**Written instruction:** Identify the lines that include the word "جدول", then copy all of them.

**Dataset entries:**
+ + + + + + +

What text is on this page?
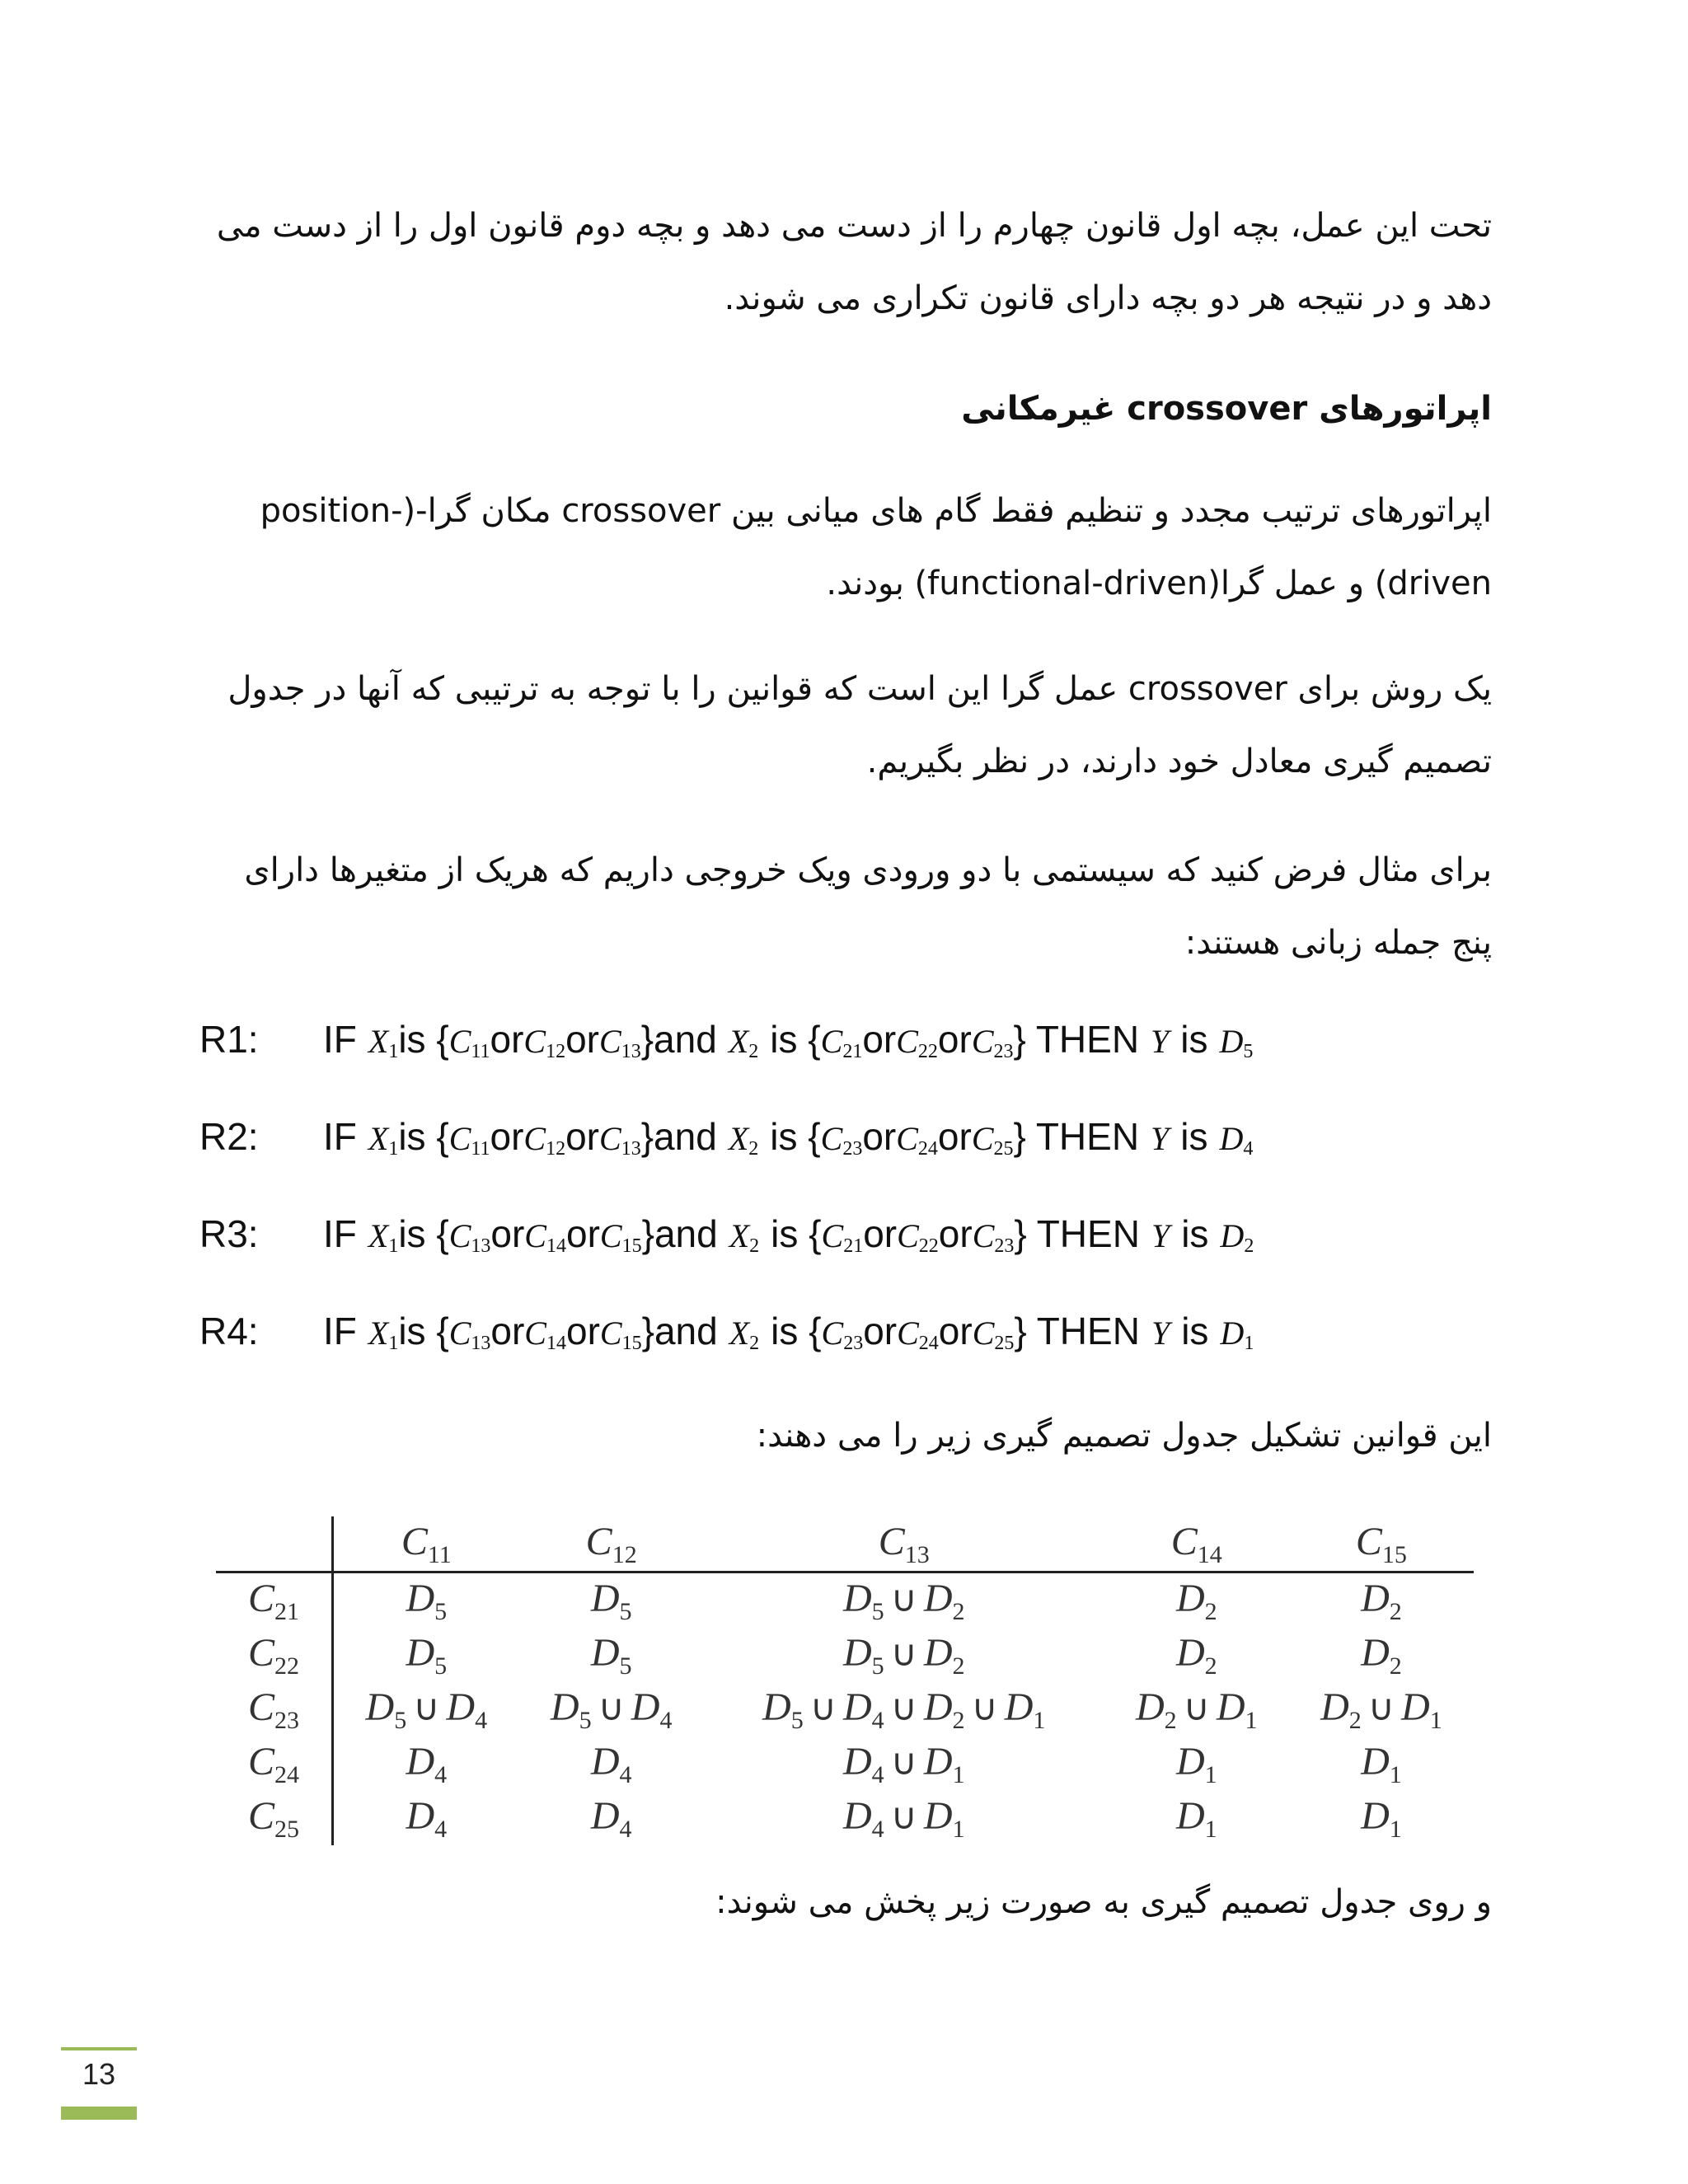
تحت این عمل، بچه اول قانون چهارم را از دست می دهد و بچه دوم قانون اول را از دست می دهد و در نتیجه هر دو بچه دارای قانون تکراری می شوند.

اپراتورهای crossover غیرمکانی

اپراتورهای ترتیب مجدد و تنظیم فقط گام های میانی بین crossover مکان گرا-(position-driven) و عمل گرا(functional-driven) بودند.

یک روش برای crossover عمل گرا این است که قوانین را با توجه به ترتیبی که آنها در جدول تصمیم گیری معادل خود دارند، در نظر بگیریم.

برای مثال فرض کنید که سیستمی با دو ورودی ویک خروجی داریم که هریک از متغیرها دارای پنج جمله زبانی هستند:

R1:	IF $X_1$ is { $C_{11}$ or $C_{12}$ or $C_{13}$ }and $X_2$ is { $C_{21}$ or $C_{22}$ or $C_{23}$ } THEN Y is $D_5$
R2:	IF $X_1$ is { $C_{11}$ or $C_{12}$ or $C_{13}$ }and $X_2$ is { $C_{23}$ or $C_{24}$ or $C_{25}$ } THEN Y is $D_4$
R3:	IF $X_1$ is { $C_{13}$ or $C_{14}$ or $C_{15}$ }and $X_2$ is { $C_{21}$ or $C_{22}$ or $C_{23}$ } THEN Y is $D_2$
R4:	IF $X_1$ is { $C_{13}$ or $C_{14}$ or $C_{15}$ }and $X_2$ is { $C_{23}$ or $C_{24}$ or $C_{25}$ } THEN Y is $D_1$

این قوانین تشکیل جدول تصمیم گیری زیر را می دهند:

	$C_{11}$	$C_{12}$	$C_{13}$	$C_{14}$	$C_{15}$
$C_{21}$	$D_5$	$D_5$	$D_5$ ∪ $D_2$	$D_2$	$D_2$
$C_{22}$	$D_5$	$D_5$	$D_5$ ∪ $D_2$	$D_2$	$D_2$
$C_{23}$	$D_5$ ∪ $D_4$	$D_5$ ∪ $D_4$	$D_5$ ∪ $D_4$ ∪ $D_2$ ∪ $D_1$	$D_2$ ∪ $D_1$	$D_2$ ∪ $D_1$
$C_{24}$	$D_4$	$D_4$	$D_4$ ∪ $D_1$	$D_1$	$D_1$
$C_{25}$	$D_4$	$D_4$	$D_4$ ∪ $D_1$	$D_1$	$D_1$

و روی جدول تصمیم گیری به صورت زیر پخش می شوند:

13
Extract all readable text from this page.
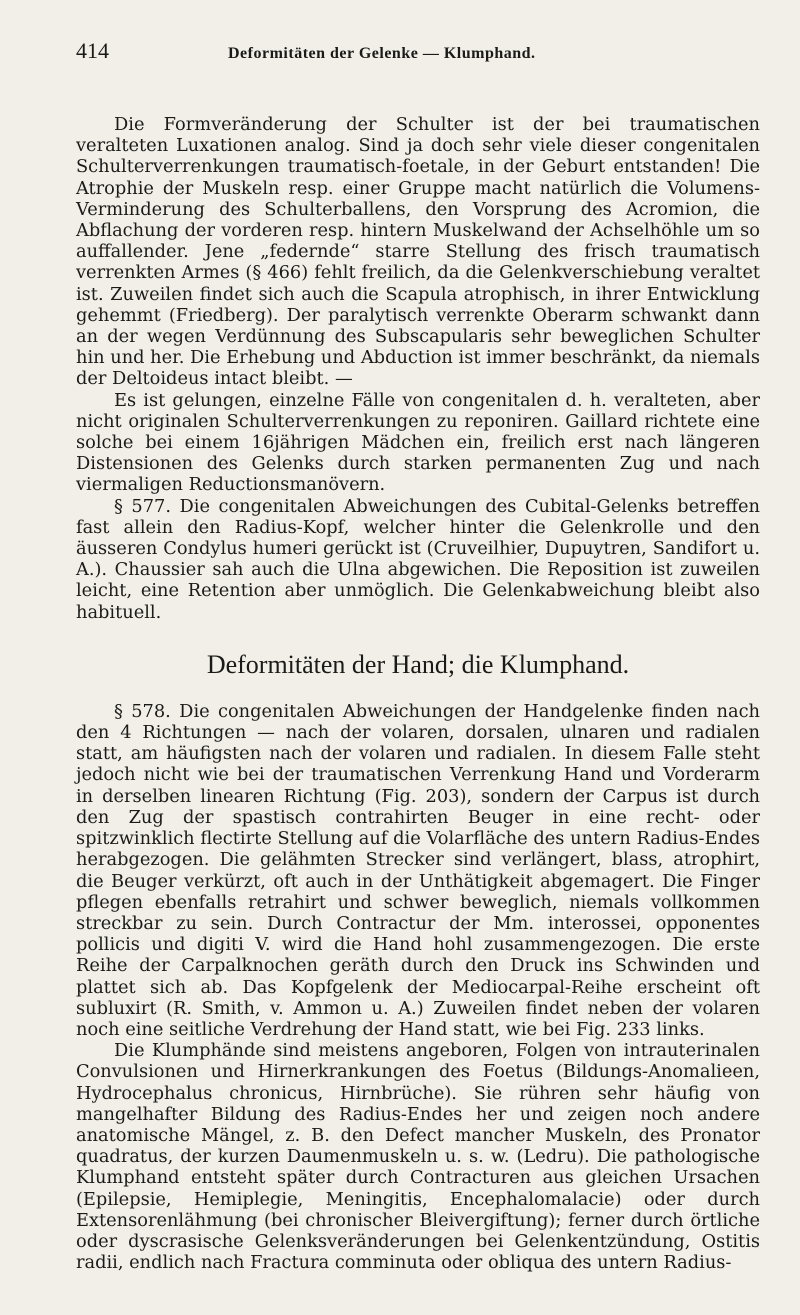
414	Deformitäten der Gelenke — Klumphand.

Die Formveränderung der Schulter ist der bei traumatischen veralteten Luxationen analog. Sind ja doch sehr viele dieser congenitalen Schulterverrenkungen traumatisch-foetale, in der Geburt entstanden! Die Atrophie der Muskeln resp. einer Gruppe macht natürlich die Volumens-Verminderung des Schulterballens, den Vorsprung des Acromion, die Abflachung der vorderen resp. hintern Muskelwand der Achselhöhle um so auffallender. Jene „federnde“ starre Stellung des frisch traumatisch verrenkten Armes (§ 466) fehlt freilich, da die Gelenkverschiebung veraltet ist. Zuweilen findet sich auch die Scapula atrophisch, in ihrer Entwicklung gehemmt (Friedberg). Der paralytisch verrenkte Oberarm schwankt dann an der wegen Verdünnung des Subscapularis sehr beweglichen Schulter hin und her. Die Erhebung und Abduction ist immer beschränkt, da niemals der Deltoideus intact bleibt. —

Es ist gelungen, einzelne Fälle von congenitalen d. h. veralteten, aber nicht originalen Schulterverrenkungen zu reponiren. Gaillard richtete eine solche bei einem 16jährigen Mädchen ein, freilich erst nach längeren Distensionen des Gelenks durch starken permanenten Zug und nach viermaligen Reductionsmanövern.

§ 577. Die congenitalen Abweichungen des Cubital-Gelenks betreffen fast allein den Radius-Kopf, welcher hinter die Gelenkrolle und den äusseren Condylus humeri gerückt ist (Cruveilhier, Dupuytren, Sandifort u. A.). Chaussier sah auch die Ulna abgewichen. Die Reposition ist zuweilen leicht, eine Retention aber unmöglich. Die Gelenkabweichung bleibt also habituell.

Deformitäten der Hand; die Klumphand.

§ 578. Die congenitalen Abweichungen der Handgelenke finden nach den 4 Richtungen — nach der volaren, dorsalen, ulnaren und radialen statt, am häufigsten nach der volaren und radialen. In diesem Falle steht jedoch nicht wie bei der traumatischen Verrenkung Hand und Vorderarm in derselben linearen Richtung (Fig. 203), sondern der Carpus ist durch den Zug der spastisch contrahirten Beuger in eine recht- oder spitzwinklich flectirte Stellung auf die Volarfläche des untern Radius-Endes herabgezogen. Die gelähmten Strecker sind verlängert, blass, atrophirt, die Beuger verkürzt, oft auch in der Unthätigkeit abgemagert. Die Finger pflegen ebenfalls retrahirt und schwer beweglich, niemals vollkommen streckbar zu sein. Durch Contractur der Mm. interossei, opponentes pollicis und digiti V. wird die Hand hohl zusammengezogen. Die erste Reihe der Carpalknochen geräth durch den Druck ins Schwinden und plattet sich ab. Das Kopfgelenk der Mediocarpal-Reihe erscheint oft subluxirt (R. Smith, v. Ammon u. A.) Zuweilen findet neben der volaren noch eine seitliche Verdrehung der Hand statt, wie bei Fig. 233 links.

Die Klumphände sind meistens angeboren, Folgen von intrauterinalen Convulsionen und Hirnerkrankungen des Foetus (Bildungs-Anomalieen, Hydrocephalus chronicus, Hirnbrüche). Sie rühren sehr häufig von mangelhafter Bildung des Radius-Endes her und zeigen noch andere anatomische Mängel, z. B. den Defect mancher Muskeln, des Pronator quadratus, der kurzen Daumenmuskeln u. s. w. (Ledru). Die pathologische Klumphand entsteht später durch Contracturen aus gleichen Ursachen (Epilepsie, Hemiplegie, Meningitis, Encephalomalacie) oder durch Extensorenlähmung (bei chronischer Bleivergiftung); ferner durch örtliche oder dyscrasische Gelenksveränderungen bei Gelenkentzündung, Ostitis radii, endlich nach Fractura comminuta oder obliqua des untern Radius-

+ + + + + + +

**Exercise response:**
یک روش برای crossover عمل گرا این است که قوانین را با توجه به ترتیبی که آنها در جدول تصمیم گیری معادل خود دارند، در نظر بگیریم.
این قوانین تشکیل جدول تصمیم گیری زیر را می دهند:
و روی جدول تصمیم گیری به صورت زیر پخش می شوند:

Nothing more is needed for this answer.